(Dataset items)
# # #
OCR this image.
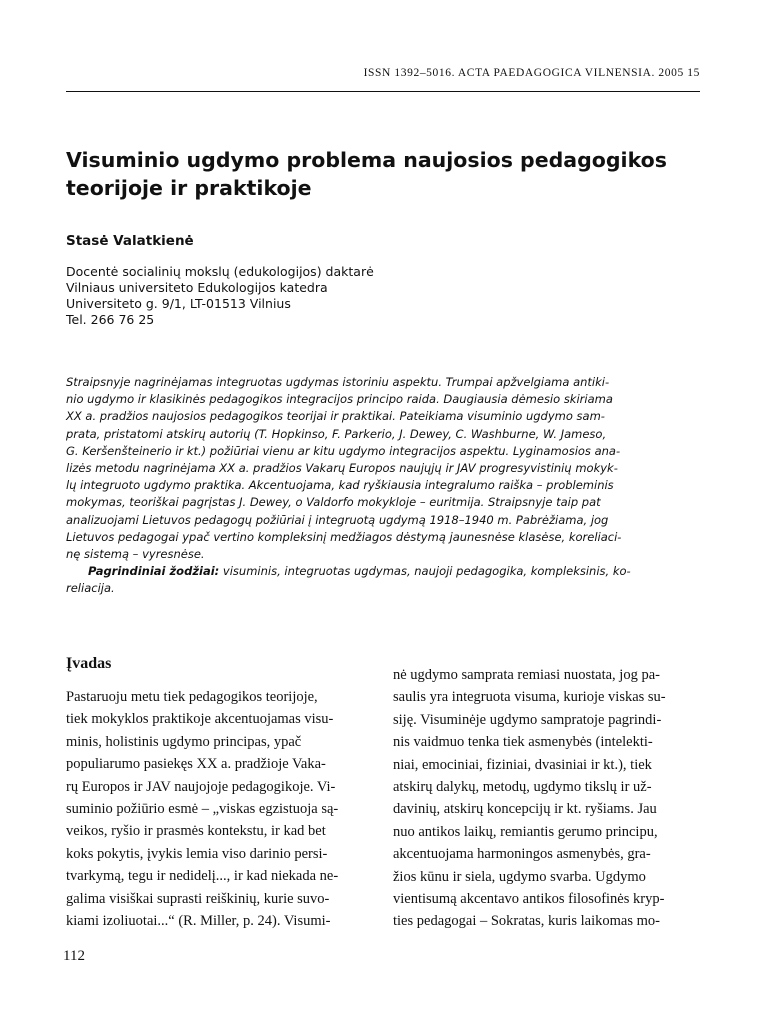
ISSN 1392–5016. ACTA PAEDAGOGICA VILNENSIA. 2005 15
Visuminio ugdymo problema naujosios pedagogikos
teorijoje ir praktikoje
Stasė Valatkienė
Docentė socialinių mokslų (edukologijos) daktarė
Vilniaus universiteto Edukologijos katedra
Universiteto g. 9/1, LT-01513 Vilnius
Tel. 266 76 25
Straipsnyje nagrinėjamas integruotas ugdymas istoriniu aspektu. Trumpai apžvelgiama antiki-
nio ugdymo ir klasikinės pedagogikos integracijos principo raida. Daugiausia dėmesio skiriama
XX a. pradžios naujosios pedagogikos teorijai ir praktikai. Pateikiama visuminio ugdymo sam-
prata, pristatomi atskirų autorių (T. Hopkinso, F. Parkerio, J. Dewey, C. Washburne, W. Jameso,
G. Keršenšteinerio ir kt.) požiūriai vienu ar kitu ugdymo integracijos aspektu. Lyginamosios ana-
lizės metodu nagrinėjama XX a. pradžios Vakarų Europos naujųjų ir JAV progresyvistinių mokyk-
lų integruoto ugdymo praktika. Akcentuojama, kad ryškiausia integralumo raiška – probleminis
mokymas, teoriškai pagrįstas J. Dewey, o Valdorfo mokykloje – euritmija. Straipsnyje taip pat
analizuojami Lietuvos pedagogų požiūriai į integruotą ugdymą 1918–1940 m. Pabrėžiama, jog
Lietuvos pedagogai ypač vertino kompleksinį medžiagos dėstymą jaunesnėse klasėse, koreliaci-
nę sistemą – vyresnėse.
Pagrindiniai žodžiai: visuminis, integruotas ugdymas, naujoji pedagogika, kompleksinis, ko-
reliacija.
Įvadas
Pastaruoju metu tiek pedagogikos teorijoje,
tiek mokyklos praktikoje akcentuojamas visu-
minis, holistinis ugdymo principas, ypač
populiarumo pasiekęs XX a. pradžioje Vaka-
rų Europos ir JAV naujojoje pedagogikoje. Vi-
suminio požiūrio esmė – „viskas egzistuoja są-
veikos, ryšio ir prasmės kontekstu, ir kad bet
koks pokytis, įvykis lemia viso darinio persi-
tvarkymą, tegu ir nedidelį..., ir kad niekada ne-
galima visiškai suprasti reiškinių, kurie suvo-
kiami izoliuotai...“ (R. Miller, p. 24). Visumi-
nė ugdymo samprata remiasi nuostata, jog pa-
saulis yra integruota visuma, kurioje viskas su-
siję. Visuminėje ugdymo sampratoje pagrindi-
nis vaidmuo tenka tiek asmenybės (intelekti-
niai, emociniai, fiziniai, dvasiniai ir kt.), tiek
atskirų dalykų, metodų, ugdymo tikslų ir už-
davinių, atskirų koncepcijų ir kt. ryšiams. Jau
nuo antikos laikų, remiantis gerumo principu,
akcentuojama harmoningos asmenybės, gra-
žios kūnu ir siela, ugdymo svarba. Ugdymo
vientisumą akcentavo antikos filosofinės kryp-
ties pedagogai – Sokratas, kuris laikomas mo-
112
# # #
■ Stated exercise: Copy, from the material, each line that holds the string "ugdymas".

■ Problem solution:
Straipsnyje nagrinėjamas integruotas ugdymas istoriniu aspektu. Trumpai apžvelgiama antiki-
Pagrindiniai žodžiai: visuminis, integruotas ugdymas, naujoji pedagogika, kompleksinis, ko-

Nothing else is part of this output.